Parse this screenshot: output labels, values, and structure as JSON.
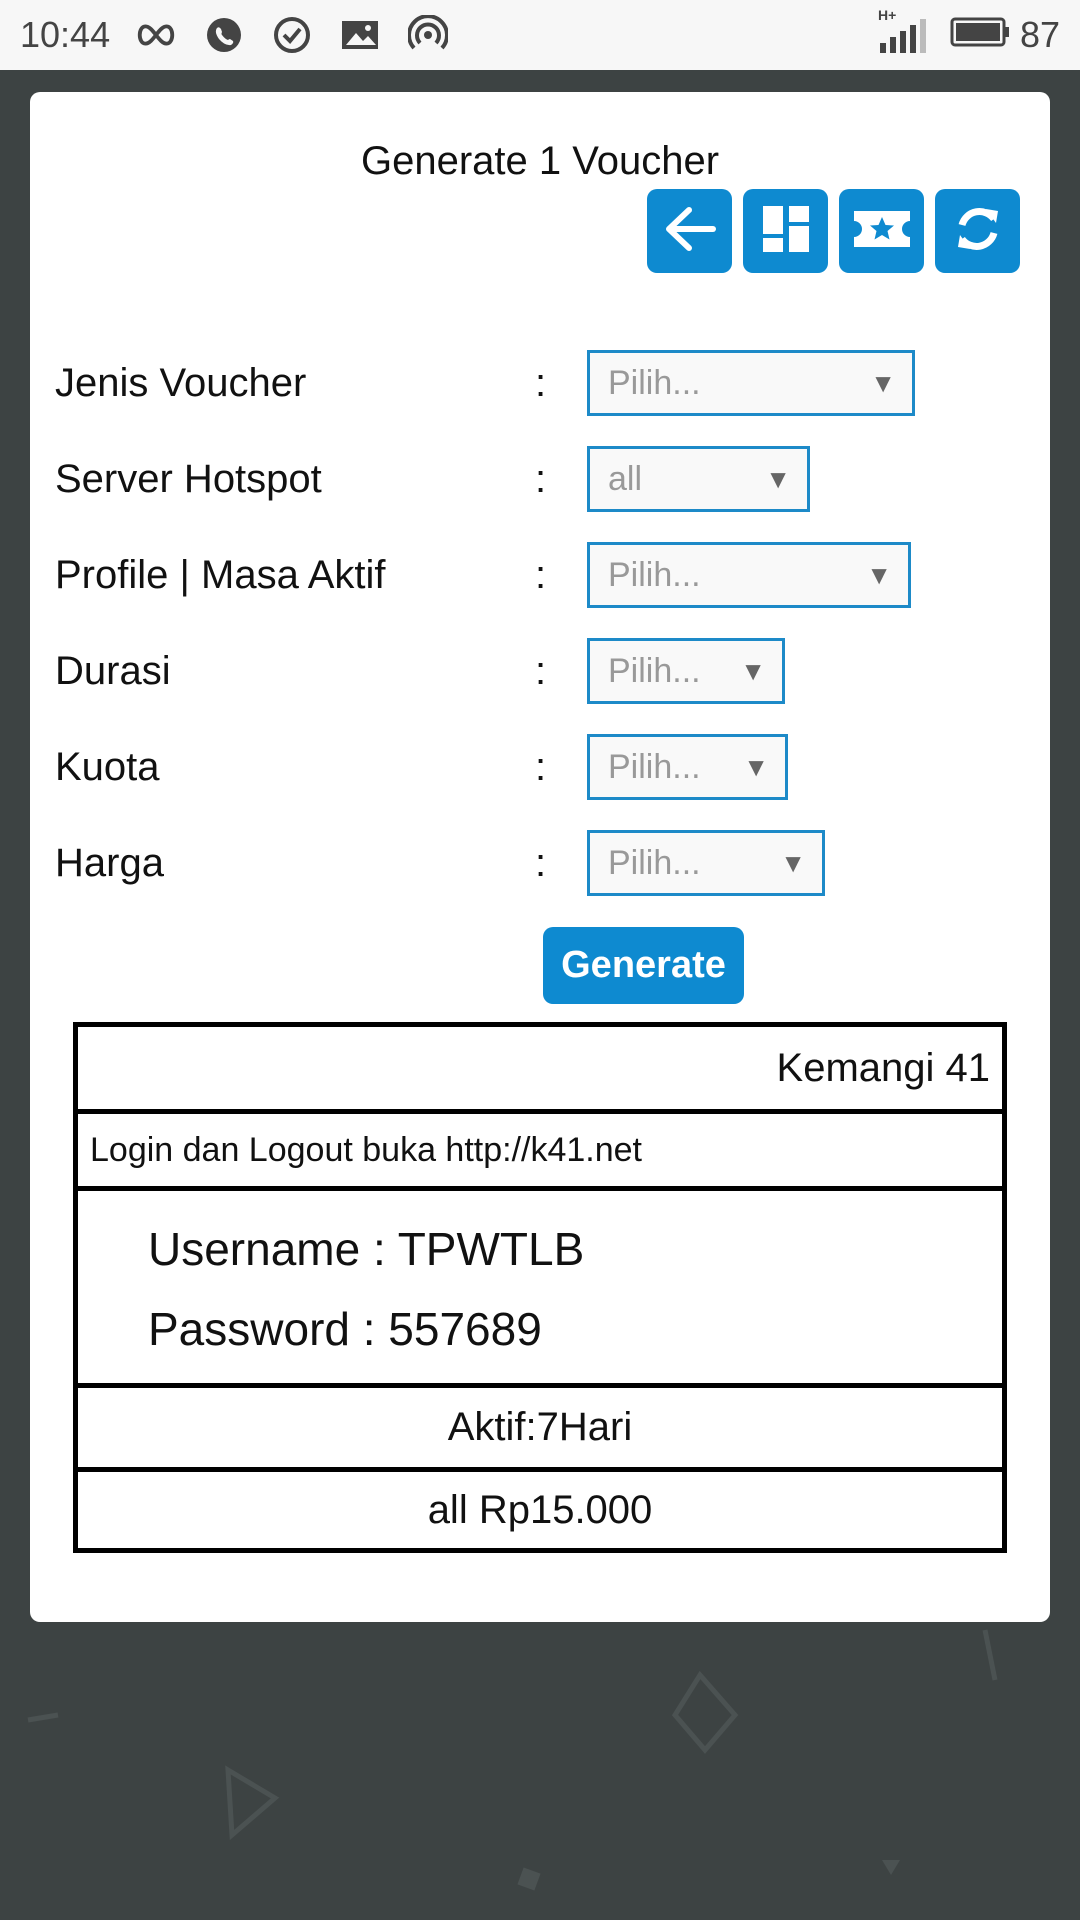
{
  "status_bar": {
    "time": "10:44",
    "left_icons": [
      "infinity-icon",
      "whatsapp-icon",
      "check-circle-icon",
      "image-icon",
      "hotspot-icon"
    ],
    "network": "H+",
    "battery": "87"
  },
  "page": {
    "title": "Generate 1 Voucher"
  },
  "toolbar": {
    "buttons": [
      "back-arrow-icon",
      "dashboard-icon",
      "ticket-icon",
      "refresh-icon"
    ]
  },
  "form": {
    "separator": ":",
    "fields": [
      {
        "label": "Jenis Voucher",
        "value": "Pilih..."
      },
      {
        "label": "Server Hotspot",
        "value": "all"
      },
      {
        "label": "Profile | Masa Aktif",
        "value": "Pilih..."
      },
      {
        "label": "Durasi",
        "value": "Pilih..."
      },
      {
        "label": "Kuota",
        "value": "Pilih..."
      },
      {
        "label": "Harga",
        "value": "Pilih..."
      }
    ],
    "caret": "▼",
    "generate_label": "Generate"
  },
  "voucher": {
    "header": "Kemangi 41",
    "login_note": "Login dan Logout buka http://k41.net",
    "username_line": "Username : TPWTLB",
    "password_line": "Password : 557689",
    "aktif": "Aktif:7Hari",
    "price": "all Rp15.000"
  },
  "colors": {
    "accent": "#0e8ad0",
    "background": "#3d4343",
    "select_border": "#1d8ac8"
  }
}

■ ■ ■

> **Task prompt**:
Write out again every line above exactly as given; the pictures do not belong in the copy.

> **Full response**:
Parse this screenshot: output labels, values, and structure as JSON.
{
  "status_bar": {
    "time": "10:44",
    "left_icons": [
      "infinity-icon",
      "whatsapp-icon",
      "check-circle-icon",
      "image-icon",
      "hotspot-icon"
    ],
    "network": "H+",
    "battery": "87"
  },
  "page": {
    "title": "Generate 1 Voucher"
  },
  "toolbar": {
    "buttons": [
      "back-arrow-icon",
      "dashboard-icon",
      "ticket-icon",
      "refresh-icon"
    ]
  },
  "form": {
    "separator": ":",
    "fields": [
      {
        "label": "Jenis Voucher",
        "value": "Pilih..."
      },
      {
        "label": "Server Hotspot",
        "value": "all"
      },
      {
        "label": "Profile | Masa Aktif",
        "value": "Pilih..."
      },
      {
        "label": "Durasi",
        "value": "Pilih..."
      },
      {
        "label": "Kuota",
        "value": "Pilih..."
      },
      {
        "label": "Harga",
        "value": "Pilih..."
      }
    ],
    "caret": "▼",
    "generate_label": "Generate"
  },
  "voucher": {
    "header": "Kemangi 41",
    "login_note": "Login dan Logout buka http://k41.net",
    "username_line": "Username : TPWTLB",
    "password_line": "Password : 557689",
    "aktif": "Aktif:7Hari",
    "price": "all Rp15.000"
  },
  "colors": {
    "accent": "#0e8ad0",
    "background": "#3d4343",
    "select_border": "#1d8ac8"
  }
}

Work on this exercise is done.